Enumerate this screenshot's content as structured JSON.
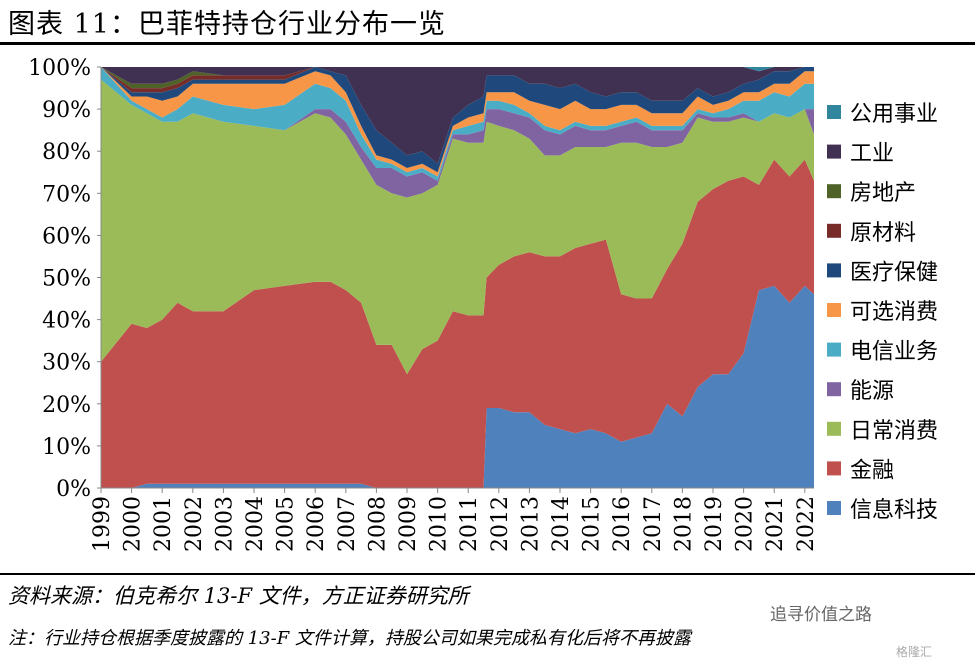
{
  "header": {
    "title": "图表 11：巴菲特持仓行业分布一览"
  },
  "footer": {
    "source": "资料来源：伯克希尔 13-F 文件，方正证券研究所",
    "note": "注：行业持仓根据季度披露的 13-F 文件计算，持股公司如果完成私有化后将不再披露",
    "watermark": "追寻价值之路",
    "watermark2": "格隆汇"
  },
  "chart_data": {
    "type": "area",
    "stacked": true,
    "percent": true,
    "title": "",
    "xlabel": "",
    "ylabel": "",
    "ylim": [
      0,
      100
    ],
    "yticks": [
      "0%",
      "10%",
      "20%",
      "30%",
      "40%",
      "50%",
      "60%",
      "70%",
      "80%",
      "90%",
      "100%"
    ],
    "xticks": [
      "1999",
      "2000",
      "2001",
      "2002",
      "2003",
      "2004",
      "2005",
      "2006",
      "2007",
      "2008",
      "2009",
      "2010",
      "2011",
      "2012",
      "2013",
      "2014",
      "2015",
      "2016",
      "2017",
      "2018",
      "2019",
      "2020",
      "2021",
      "2022"
    ],
    "legend_position": "right",
    "grid": false,
    "x": [
      1999.0,
      2000.0,
      2000.5,
      2001.0,
      2001.5,
      2002.0,
      2003.0,
      2004.0,
      2005.0,
      2006.0,
      2006.5,
      2007.0,
      2007.5,
      2008.0,
      2008.5,
      2009.0,
      2009.5,
      2010.0,
      2010.5,
      2011.0,
      2011.5,
      2011.6,
      2012.0,
      2012.5,
      2013.0,
      2013.5,
      2014.0,
      2014.5,
      2015.0,
      2015.5,
      2016.0,
      2016.5,
      2017.0,
      2017.5,
      2018.0,
      2018.5,
      2019.0,
      2019.5,
      2020.0,
      2020.5,
      2021.0,
      2021.5,
      2022.0,
      2022.3
    ],
    "series": [
      {
        "name": "信息科技",
        "color": "#4F81BD",
        "values": [
          0,
          0,
          1,
          1,
          1,
          1,
          1,
          1,
          1,
          1,
          1,
          1,
          1,
          0,
          0,
          0,
          0,
          0,
          0,
          0,
          0,
          19,
          19,
          18,
          18,
          15,
          14,
          13,
          14,
          13,
          11,
          12,
          13,
          20,
          17,
          24,
          27,
          27,
          32,
          47,
          48,
          44,
          48,
          46
        ]
      },
      {
        "name": "金融",
        "color": "#C0504D",
        "values": [
          30,
          39,
          37,
          39,
          43,
          41,
          41,
          46,
          47,
          48,
          48,
          46,
          43,
          34,
          34,
          27,
          33,
          35,
          42,
          41,
          41,
          31,
          34,
          37,
          38,
          40,
          41,
          44,
          44,
          46,
          35,
          33,
          32,
          32,
          41,
          44,
          44,
          46,
          42,
          25,
          30,
          30,
          30,
          27
        ]
      },
      {
        "name": "日常消费",
        "color": "#9BBB59",
        "values": [
          67,
          52,
          51,
          47,
          43,
          47,
          45,
          39,
          37,
          40,
          39,
          37,
          34,
          38,
          36,
          42,
          37,
          37,
          41,
          41,
          41,
          37,
          33,
          30,
          27,
          24,
          24,
          24,
          23,
          22,
          36,
          37,
          36,
          29,
          24,
          20,
          16,
          14,
          14,
          15,
          11,
          14,
          12,
          11
        ]
      },
      {
        "name": "能源",
        "color": "#8064A2",
        "values": [
          0,
          0,
          0,
          0,
          0,
          0,
          0,
          0,
          0,
          1,
          2,
          3,
          3,
          4,
          6,
          5,
          5,
          1,
          1,
          2,
          3,
          3,
          4,
          4,
          5,
          6,
          5,
          5,
          4,
          4,
          4,
          5,
          4,
          4,
          3,
          1,
          1,
          1,
          1,
          0,
          0,
          0,
          0,
          6
        ]
      },
      {
        "name": "电信业务",
        "color": "#4BACC6",
        "values": [
          3,
          1,
          1,
          1,
          3,
          4,
          4,
          4,
          6,
          6,
          5,
          5,
          3,
          2,
          1,
          1,
          1,
          1,
          1,
          2,
          2,
          2,
          2,
          2,
          1,
          1,
          1,
          1,
          1,
          1,
          1,
          1,
          1,
          1,
          1,
          1,
          1,
          2,
          3,
          5,
          5,
          5,
          6,
          6
        ]
      },
      {
        "name": "可选消费",
        "color": "#F79646",
        "values": [
          0,
          1,
          3,
          4,
          3,
          3,
          5,
          6,
          5,
          3,
          3,
          2,
          2,
          1,
          1,
          1,
          1,
          1,
          1,
          2,
          2,
          2,
          2,
          3,
          3,
          5,
          5,
          5,
          4,
          4,
          4,
          3,
          3,
          3,
          3,
          3,
          2,
          2,
          2,
          2,
          2,
          3,
          3,
          3
        ]
      },
      {
        "name": "医疗保健",
        "color": "#1F497D",
        "values": [
          0,
          1,
          1,
          2,
          2,
          1,
          1,
          1,
          1,
          1,
          1,
          4,
          5,
          6,
          4,
          3,
          3,
          2,
          2,
          3,
          4,
          4,
          4,
          4,
          4,
          5,
          5,
          4,
          4,
          3,
          3,
          3,
          3,
          3,
          3,
          2,
          2,
          2,
          2,
          3,
          3,
          3,
          1,
          1
        ]
      },
      {
        "name": "原材料",
        "color": "#772C2A",
        "values": [
          0,
          1,
          1,
          1,
          1,
          1,
          1,
          1,
          1,
          0,
          0,
          0,
          0,
          0,
          0,
          0,
          0,
          0,
          0,
          0,
          0,
          0,
          0,
          0,
          0,
          0,
          0,
          0,
          0,
          0,
          0,
          0,
          0,
          0,
          0,
          0,
          0,
          0,
          0,
          0,
          0,
          0,
          0,
          0
        ]
      },
      {
        "name": "房地产",
        "color": "#4F6228",
        "values": [
          0,
          1,
          1,
          1,
          1,
          1,
          0,
          0,
          0,
          0,
          0,
          0,
          0,
          0,
          0,
          0,
          0,
          0,
          0,
          0,
          0,
          0,
          0,
          0,
          0,
          0,
          0,
          0,
          0,
          0,
          0,
          0,
          0,
          0,
          0,
          0,
          0,
          0,
          0,
          0,
          0,
          0,
          0,
          0
        ]
      },
      {
        "name": "工业",
        "color": "#403152",
        "values": [
          0,
          4,
          4,
          4,
          3,
          1,
          2,
          2,
          2,
          0,
          1,
          2,
          9,
          15,
          18,
          21,
          20,
          23,
          12,
          9,
          7,
          2,
          2,
          2,
          4,
          4,
          5,
          4,
          6,
          7,
          6,
          6,
          8,
          8,
          8,
          5,
          7,
          6,
          4,
          2,
          1,
          1,
          0,
          0
        ]
      },
      {
        "name": "公用事业",
        "color": "#31859C",
        "values": [
          0,
          0,
          0,
          0,
          0,
          0,
          0,
          0,
          0,
          0,
          0,
          0,
          0,
          0,
          0,
          0,
          0,
          0,
          0,
          0,
          0,
          0,
          0,
          0,
          0,
          0,
          0,
          0,
          0,
          0,
          0,
          0,
          0,
          0,
          0,
          0,
          0,
          0,
          0,
          1,
          0,
          0,
          0,
          0
        ]
      }
    ],
    "legend_order": [
      "公用事业",
      "工业",
      "房地产",
      "原材料",
      "医疗保健",
      "可选消费",
      "电信业务",
      "能源",
      "日常消费",
      "金融",
      "信息科技"
    ]
  }
}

★ ★ ★ ★ ★

Exercise description:
Restate the entire listing word for word, excluding pictures.

Written answer:
Enumerate this screenshot's content as structured JSON.
{
  "header": {
    "title": "图表 11：巴菲特持仓行业分布一览"
  },
  "footer": {
    "source": "资料来源：伯克希尔 13-F 文件，方正证券研究所",
    "note": "注：行业持仓根据季度披露的 13-F 文件计算，持股公司如果完成私有化后将不再披露",
    "watermark": "追寻价值之路",
    "watermark2": "格隆汇"
  },
  "chart_data": {
    "type": "area",
    "stacked": true,
    "percent": true,
    "title": "",
    "xlabel": "",
    "ylabel": "",
    "ylim": [
      0,
      100
    ],
    "yticks": [
      "0%",
      "10%",
      "20%",
      "30%",
      "40%",
      "50%",
      "60%",
      "70%",
      "80%",
      "90%",
      "100%"
    ],
    "xticks": [
      "1999",
      "2000",
      "2001",
      "2002",
      "2003",
      "2004",
      "2005",
      "2006",
      "2007",
      "2008",
      "2009",
      "2010",
      "2011",
      "2012",
      "2013",
      "2014",
      "2015",
      "2016",
      "2017",
      "2018",
      "2019",
      "2020",
      "2021",
      "2022"
    ],
    "legend_position": "right",
    "grid": false,
    "x": [
      1999.0,
      2000.0,
      2000.5,
      2001.0,
      2001.5,
      2002.0,
      2003.0,
      2004.0,
      2005.0,
      2006.0,
      2006.5,
      2007.0,
      2007.5,
      2008.0,
      2008.5,
      2009.0,
      2009.5,
      2010.0,
      2010.5,
      2011.0,
      2011.5,
      2011.6,
      2012.0,
      2012.5,
      2013.0,
      2013.5,
      2014.0,
      2014.5,
      2015.0,
      2015.5,
      2016.0,
      2016.5,
      2017.0,
      2017.5,
      2018.0,
      2018.5,
      2019.0,
      2019.5,
      2020.0,
      2020.5,
      2021.0,
      2021.5,
      2022.0,
      2022.3
    ],
    "series": [
      {
        "name": "信息科技",
        "color": "#4F81BD",
        "values": [
          0,
          0,
          1,
          1,
          1,
          1,
          1,
          1,
          1,
          1,
          1,
          1,
          1,
          0,
          0,
          0,
          0,
          0,
          0,
          0,
          0,
          19,
          19,
          18,
          18,
          15,
          14,
          13,
          14,
          13,
          11,
          12,
          13,
          20,
          17,
          24,
          27,
          27,
          32,
          47,
          48,
          44,
          48,
          46
        ]
      },
      {
        "name": "金融",
        "color": "#C0504D",
        "values": [
          30,
          39,
          37,
          39,
          43,
          41,
          41,
          46,
          47,
          48,
          48,
          46,
          43,
          34,
          34,
          27,
          33,
          35,
          42,
          41,
          41,
          31,
          34,
          37,
          38,
          40,
          41,
          44,
          44,
          46,
          35,
          33,
          32,
          32,
          41,
          44,
          44,
          46,
          42,
          25,
          30,
          30,
          30,
          27
        ]
      },
      {
        "name": "日常消费",
        "color": "#9BBB59",
        "values": [
          67,
          52,
          51,
          47,
          43,
          47,
          45,
          39,
          37,
          40,
          39,
          37,
          34,
          38,
          36,
          42,
          37,
          37,
          41,
          41,
          41,
          37,
          33,
          30,
          27,
          24,
          24,
          24,
          23,
          22,
          36,
          37,
          36,
          29,
          24,
          20,
          16,
          14,
          14,
          15,
          11,
          14,
          12,
          11
        ]
      },
      {
        "name": "能源",
        "color": "#8064A2",
        "values": [
          0,
          0,
          0,
          0,
          0,
          0,
          0,
          0,
          0,
          1,
          2,
          3,
          3,
          4,
          6,
          5,
          5,
          1,
          1,
          2,
          3,
          3,
          4,
          4,
          5,
          6,
          5,
          5,
          4,
          4,
          4,
          5,
          4,
          4,
          3,
          1,
          1,
          1,
          1,
          0,
          0,
          0,
          0,
          6
        ]
      },
      {
        "name": "电信业务",
        "color": "#4BACC6",
        "values": [
          3,
          1,
          1,
          1,
          3,
          4,
          4,
          4,
          6,
          6,
          5,
          5,
          3,
          2,
          1,
          1,
          1,
          1,
          1,
          2,
          2,
          2,
          2,
          2,
          1,
          1,
          1,
          1,
          1,
          1,
          1,
          1,
          1,
          1,
          1,
          1,
          1,
          2,
          3,
          5,
          5,
          5,
          6,
          6
        ]
      },
      {
        "name": "可选消费",
        "color": "#F79646",
        "values": [
          0,
          1,
          3,
          4,
          3,
          3,
          5,
          6,
          5,
          3,
          3,
          2,
          2,
          1,
          1,
          1,
          1,
          1,
          1,
          2,
          2,
          2,
          2,
          3,
          3,
          5,
          5,
          5,
          4,
          4,
          4,
          3,
          3,
          3,
          3,
          3,
          2,
          2,
          2,
          2,
          2,
          3,
          3,
          3
        ]
      },
      {
        "name": "医疗保健",
        "color": "#1F497D",
        "values": [
          0,
          1,
          1,
          2,
          2,
          1,
          1,
          1,
          1,
          1,
          1,
          4,
          5,
          6,
          4,
          3,
          3,
          2,
          2,
          3,
          4,
          4,
          4,
          4,
          4,
          5,
          5,
          4,
          4,
          3,
          3,
          3,
          3,
          3,
          3,
          2,
          2,
          2,
          2,
          3,
          3,
          3,
          1,
          1
        ]
      },
      {
        "name": "原材料",
        "color": "#772C2A",
        "values": [
          0,
          1,
          1,
          1,
          1,
          1,
          1,
          1,
          1,
          0,
          0,
          0,
          0,
          0,
          0,
          0,
          0,
          0,
          0,
          0,
          0,
          0,
          0,
          0,
          0,
          0,
          0,
          0,
          0,
          0,
          0,
          0,
          0,
          0,
          0,
          0,
          0,
          0,
          0,
          0,
          0,
          0,
          0,
          0
        ]
      },
      {
        "name": "房地产",
        "color": "#4F6228",
        "values": [
          0,
          1,
          1,
          1,
          1,
          1,
          0,
          0,
          0,
          0,
          0,
          0,
          0,
          0,
          0,
          0,
          0,
          0,
          0,
          0,
          0,
          0,
          0,
          0,
          0,
          0,
          0,
          0,
          0,
          0,
          0,
          0,
          0,
          0,
          0,
          0,
          0,
          0,
          0,
          0,
          0,
          0,
          0,
          0
        ]
      },
      {
        "name": "工业",
        "color": "#403152",
        "values": [
          0,
          4,
          4,
          4,
          3,
          1,
          2,
          2,
          2,
          0,
          1,
          2,
          9,
          15,
          18,
          21,
          20,
          23,
          12,
          9,
          7,
          2,
          2,
          2,
          4,
          4,
          5,
          4,
          6,
          7,
          6,
          6,
          8,
          8,
          8,
          5,
          7,
          6,
          4,
          2,
          1,
          1,
          0,
          0
        ]
      },
      {
        "name": "公用事业",
        "color": "#31859C",
        "values": [
          0,
          0,
          0,
          0,
          0,
          0,
          0,
          0,
          0,
          0,
          0,
          0,
          0,
          0,
          0,
          0,
          0,
          0,
          0,
          0,
          0,
          0,
          0,
          0,
          0,
          0,
          0,
          0,
          0,
          0,
          0,
          0,
          0,
          0,
          0,
          0,
          0,
          0,
          0,
          1,
          0,
          0,
          0,
          0
        ]
      }
    ],
    "legend_order": [
      "公用事业",
      "工业",
      "房地产",
      "原材料",
      "医疗保健",
      "可选消费",
      "电信业务",
      "能源",
      "日常消费",
      "金融",
      "信息科技"
    ]
  }
}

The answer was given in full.